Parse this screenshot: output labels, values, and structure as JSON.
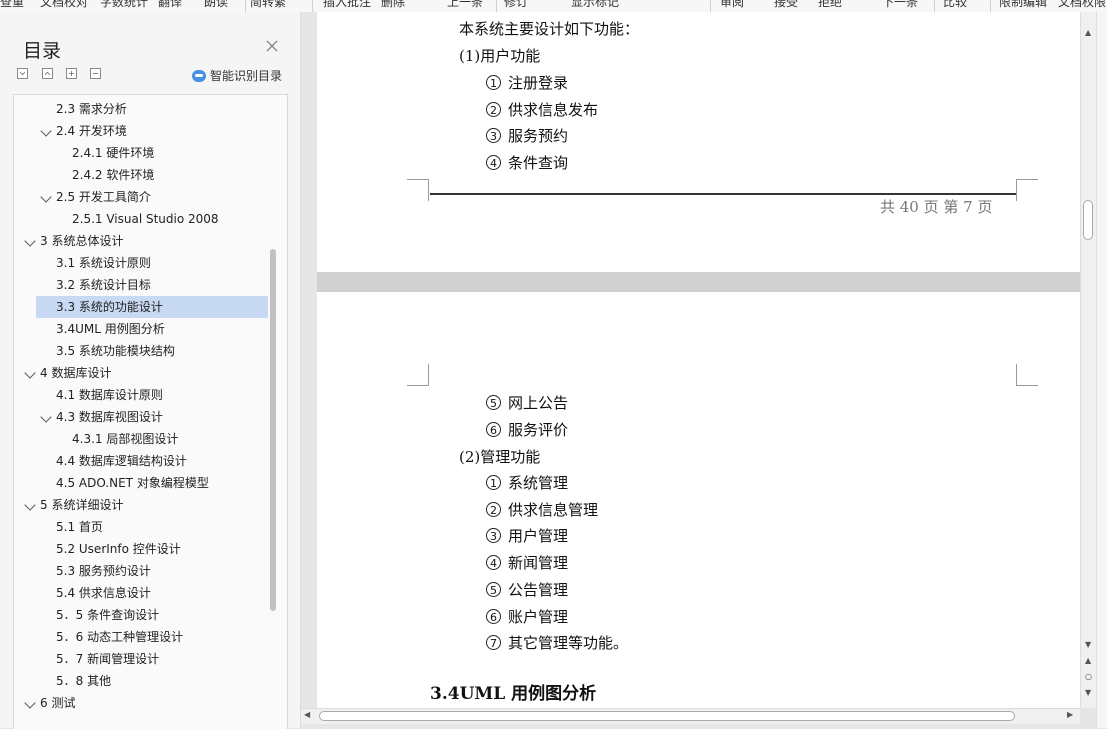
{
  "toolbar": {
    "items": [
      "查重",
      "文档校对",
      "字数统计",
      "翻译",
      "朗读",
      "简转繁",
      "插入批注",
      "删除",
      "上一条",
      "修订",
      "显示标记",
      "审阅",
      "接受",
      "拒绝",
      "下一条",
      "比较",
      "限制编辑",
      "文档权限"
    ]
  },
  "nav": {
    "title": "目录",
    "smart_label": "智能识别目录",
    "items": [
      {
        "label": "2.3  需求分析"
      },
      {
        "label": "2.4  开发环境"
      },
      {
        "label": "2.4.1 硬件环境"
      },
      {
        "label": "2.4.2 软件环境"
      },
      {
        "label": "2.5 开发工具简介"
      },
      {
        "label": "2.5.1 Visual Studio 2008"
      },
      {
        "label": "3 系统总体设计"
      },
      {
        "label": "3.1 系统设计原则"
      },
      {
        "label": "3.2 系统设计目标"
      },
      {
        "label": "3.3 系统的功能设计"
      },
      {
        "label": "3.4UML 用例图分析"
      },
      {
        "label": "3.5 系统功能模块结构"
      },
      {
        "label": "4 数据库设计"
      },
      {
        "label": "4.1 数据库设计原则"
      },
      {
        "label": "4.3 数据库视图设计"
      },
      {
        "label": "4.3.1 局部视图设计"
      },
      {
        "label": "4.4 数据库逻辑结构设计"
      },
      {
        "label": "4.5 ADO.NET  对象编程模型"
      },
      {
        "label": "5 系统详细设计"
      },
      {
        "label": "5.1 首页"
      },
      {
        "label": "5.2 UserInfo 控件设计"
      },
      {
        "label": "5.3  服务预约设计"
      },
      {
        "label": "5.4 供求信息设计"
      },
      {
        "label": "5．5 条件查询设计"
      },
      {
        "label": "5．6 动态工种管理设计"
      },
      {
        "label": "5．7 新闻管理设计"
      },
      {
        "label": "5．8  其他"
      },
      {
        "label": "6 测试"
      }
    ]
  },
  "doc": {
    "page1": {
      "intro": "本系统主要设计如下功能：",
      "section1": "(1)用户功能",
      "items": [
        {
          "num": "1",
          "text": "注册登录"
        },
        {
          "num": "2",
          "text": "供求信息发布"
        },
        {
          "num": "3",
          "text": "服务预约"
        },
        {
          "num": "4",
          "text": "条件查询"
        }
      ],
      "footer": "共 40 页   第  7  页"
    },
    "page2": {
      "items_a": [
        {
          "num": "5",
          "text": "网上公告"
        },
        {
          "num": "6",
          "text": "服务评价"
        }
      ],
      "section2": "(2)管理功能",
      "items_b": [
        {
          "num": "1",
          "text": "系统管理"
        },
        {
          "num": "2",
          "text": "供求信息管理"
        },
        {
          "num": "3",
          "text": "用户管理"
        },
        {
          "num": "4",
          "text": "新闻管理"
        },
        {
          "num": "5",
          "text": "公告管理"
        },
        {
          "num": "6",
          "text": "账户管理"
        },
        {
          "num": "7",
          "text": "其它管理等功能。"
        }
      ],
      "heading": "3.4UML 用例图分析"
    }
  },
  "colors": {
    "selected_row": "#c8d9f4",
    "accent": "#4a90e2"
  }
}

***

## What the exercise asks
Return every line of the records exactly as given, pictures excluded.

## Correct output
Parse this screenshot: output labels, values, and structure as JSON.
{
  "toolbar": {
    "items": [
      "查重",
      "文档校对",
      "字数统计",
      "翻译",
      "朗读",
      "简转繁",
      "插入批注",
      "删除",
      "上一条",
      "修订",
      "显示标记",
      "审阅",
      "接受",
      "拒绝",
      "下一条",
      "比较",
      "限制编辑",
      "文档权限"
    ]
  },
  "nav": {
    "title": "目录",
    "smart_label": "智能识别目录",
    "items": [
      {
        "label": "2.3  需求分析"
      },
      {
        "label": "2.4  开发环境"
      },
      {
        "label": "2.4.1 硬件环境"
      },
      {
        "label": "2.4.2 软件环境"
      },
      {
        "label": "2.5 开发工具简介"
      },
      {
        "label": "2.5.1 Visual Studio 2008"
      },
      {
        "label": "3 系统总体设计"
      },
      {
        "label": "3.1 系统设计原则"
      },
      {
        "label": "3.2 系统设计目标"
      },
      {
        "label": "3.3 系统的功能设计"
      },
      {
        "label": "3.4UML 用例图分析"
      },
      {
        "label": "3.5 系统功能模块结构"
      },
      {
        "label": "4 数据库设计"
      },
      {
        "label": "4.1 数据库设计原则"
      },
      {
        "label": "4.3 数据库视图设计"
      },
      {
        "label": "4.3.1 局部视图设计"
      },
      {
        "label": "4.4 数据库逻辑结构设计"
      },
      {
        "label": "4.5 ADO.NET  对象编程模型"
      },
      {
        "label": "5 系统详细设计"
      },
      {
        "label": "5.1 首页"
      },
      {
        "label": "5.2 UserInfo 控件设计"
      },
      {
        "label": "5.3  服务预约设计"
      },
      {
        "label": "5.4 供求信息设计"
      },
      {
        "label": "5．5 条件查询设计"
      },
      {
        "label": "5．6 动态工种管理设计"
      },
      {
        "label": "5．7 新闻管理设计"
      },
      {
        "label": "5．8  其他"
      },
      {
        "label": "6 测试"
      }
    ]
  },
  "doc": {
    "page1": {
      "intro": "本系统主要设计如下功能：",
      "section1": "(1)用户功能",
      "items": [
        {
          "num": "1",
          "text": "注册登录"
        },
        {
          "num": "2",
          "text": "供求信息发布"
        },
        {
          "num": "3",
          "text": "服务预约"
        },
        {
          "num": "4",
          "text": "条件查询"
        }
      ],
      "footer": "共 40 页   第  7  页"
    },
    "page2": {
      "items_a": [
        {
          "num": "5",
          "text": "网上公告"
        },
        {
          "num": "6",
          "text": "服务评价"
        }
      ],
      "section2": "(2)管理功能",
      "items_b": [
        {
          "num": "1",
          "text": "系统管理"
        },
        {
          "num": "2",
          "text": "供求信息管理"
        },
        {
          "num": "3",
          "text": "用户管理"
        },
        {
          "num": "4",
          "text": "新闻管理"
        },
        {
          "num": "5",
          "text": "公告管理"
        },
        {
          "num": "6",
          "text": "账户管理"
        },
        {
          "num": "7",
          "text": "其它管理等功能。"
        }
      ],
      "heading": "3.4UML 用例图分析"
    }
  },
  "colors": {
    "selected_row": "#c8d9f4",
    "accent": "#4a90e2"
  }
}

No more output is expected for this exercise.